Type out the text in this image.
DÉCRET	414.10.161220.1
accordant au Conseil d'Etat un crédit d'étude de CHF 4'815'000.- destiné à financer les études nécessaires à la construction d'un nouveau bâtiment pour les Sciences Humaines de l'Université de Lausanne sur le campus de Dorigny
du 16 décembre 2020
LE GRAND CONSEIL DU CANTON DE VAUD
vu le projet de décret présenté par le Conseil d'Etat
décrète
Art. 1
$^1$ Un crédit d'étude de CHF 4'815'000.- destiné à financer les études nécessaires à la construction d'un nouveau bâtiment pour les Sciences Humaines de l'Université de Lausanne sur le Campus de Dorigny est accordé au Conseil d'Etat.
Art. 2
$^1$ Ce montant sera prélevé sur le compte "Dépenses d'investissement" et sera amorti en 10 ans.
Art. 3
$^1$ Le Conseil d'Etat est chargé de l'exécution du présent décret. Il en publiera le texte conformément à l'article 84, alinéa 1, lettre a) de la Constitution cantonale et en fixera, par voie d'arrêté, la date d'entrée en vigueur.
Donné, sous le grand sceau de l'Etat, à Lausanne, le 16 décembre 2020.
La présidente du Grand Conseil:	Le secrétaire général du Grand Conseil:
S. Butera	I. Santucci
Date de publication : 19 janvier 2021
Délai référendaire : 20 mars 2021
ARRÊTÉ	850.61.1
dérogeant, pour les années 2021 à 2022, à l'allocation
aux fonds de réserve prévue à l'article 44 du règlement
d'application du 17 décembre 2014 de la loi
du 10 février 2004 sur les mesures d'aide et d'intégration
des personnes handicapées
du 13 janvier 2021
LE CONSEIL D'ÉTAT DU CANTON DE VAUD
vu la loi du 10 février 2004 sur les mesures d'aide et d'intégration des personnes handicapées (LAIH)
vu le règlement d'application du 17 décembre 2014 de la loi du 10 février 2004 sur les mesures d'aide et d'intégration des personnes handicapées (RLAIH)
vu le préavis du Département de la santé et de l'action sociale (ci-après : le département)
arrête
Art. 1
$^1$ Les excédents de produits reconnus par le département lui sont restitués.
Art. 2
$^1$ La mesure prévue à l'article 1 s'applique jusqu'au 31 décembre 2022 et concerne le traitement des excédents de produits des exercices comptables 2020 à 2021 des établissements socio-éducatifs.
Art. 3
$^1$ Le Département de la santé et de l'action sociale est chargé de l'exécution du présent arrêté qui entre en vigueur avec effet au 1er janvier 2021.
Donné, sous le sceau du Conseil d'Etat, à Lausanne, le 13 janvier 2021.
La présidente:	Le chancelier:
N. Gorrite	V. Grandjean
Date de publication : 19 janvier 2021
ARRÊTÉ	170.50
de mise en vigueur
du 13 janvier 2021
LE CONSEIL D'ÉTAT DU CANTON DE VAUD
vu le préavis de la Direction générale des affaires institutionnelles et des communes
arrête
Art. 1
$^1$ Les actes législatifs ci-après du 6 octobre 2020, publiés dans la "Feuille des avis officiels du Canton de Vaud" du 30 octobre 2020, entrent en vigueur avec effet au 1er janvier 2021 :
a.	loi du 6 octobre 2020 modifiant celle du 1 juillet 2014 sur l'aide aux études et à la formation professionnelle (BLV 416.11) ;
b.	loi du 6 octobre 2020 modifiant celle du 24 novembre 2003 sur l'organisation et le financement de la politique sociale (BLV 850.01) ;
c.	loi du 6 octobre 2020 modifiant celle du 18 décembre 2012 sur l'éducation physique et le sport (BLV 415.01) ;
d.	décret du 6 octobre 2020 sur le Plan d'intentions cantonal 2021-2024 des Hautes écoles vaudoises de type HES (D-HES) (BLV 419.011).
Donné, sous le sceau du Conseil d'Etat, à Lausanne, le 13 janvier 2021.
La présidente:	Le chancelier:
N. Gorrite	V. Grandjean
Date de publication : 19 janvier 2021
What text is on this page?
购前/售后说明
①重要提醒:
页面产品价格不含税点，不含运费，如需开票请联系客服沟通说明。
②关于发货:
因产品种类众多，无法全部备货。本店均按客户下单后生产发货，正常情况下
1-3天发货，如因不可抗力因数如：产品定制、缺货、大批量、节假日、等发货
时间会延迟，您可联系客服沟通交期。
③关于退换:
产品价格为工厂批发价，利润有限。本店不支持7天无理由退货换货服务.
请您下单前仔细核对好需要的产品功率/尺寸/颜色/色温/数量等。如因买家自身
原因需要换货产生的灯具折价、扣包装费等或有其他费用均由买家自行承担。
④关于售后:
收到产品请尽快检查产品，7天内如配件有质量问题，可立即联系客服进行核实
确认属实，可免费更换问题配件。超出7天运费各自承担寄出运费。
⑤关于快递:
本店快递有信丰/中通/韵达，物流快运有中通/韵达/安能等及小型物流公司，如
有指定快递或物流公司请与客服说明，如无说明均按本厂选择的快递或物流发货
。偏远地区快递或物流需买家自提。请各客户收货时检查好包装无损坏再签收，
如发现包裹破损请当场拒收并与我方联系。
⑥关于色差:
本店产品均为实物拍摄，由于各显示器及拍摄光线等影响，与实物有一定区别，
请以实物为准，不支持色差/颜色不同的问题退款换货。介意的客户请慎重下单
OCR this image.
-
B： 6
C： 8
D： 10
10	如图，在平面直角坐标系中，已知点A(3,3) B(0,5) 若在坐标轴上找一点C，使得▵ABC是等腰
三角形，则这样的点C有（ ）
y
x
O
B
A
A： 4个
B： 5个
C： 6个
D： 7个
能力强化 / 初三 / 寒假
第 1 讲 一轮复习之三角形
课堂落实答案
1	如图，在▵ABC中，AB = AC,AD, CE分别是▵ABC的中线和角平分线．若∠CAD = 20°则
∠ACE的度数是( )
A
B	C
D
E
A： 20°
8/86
============================================================
▶ **WHAT IS BEING ASKED**:
Pick out and copy the lines of the material that include the word "produits".

▶ **WRITTEN RESPONSE**:
$^1$ Les excédents de produits reconnus par le département lui sont restitués.
$^1$ La mesure prévue à l'article 1 s'applique jusqu'au 31 décembre 2022 et concerne le traitement des excédents de produits des exercices comptables 2020 à 2021 des établissements socio-éducatifs.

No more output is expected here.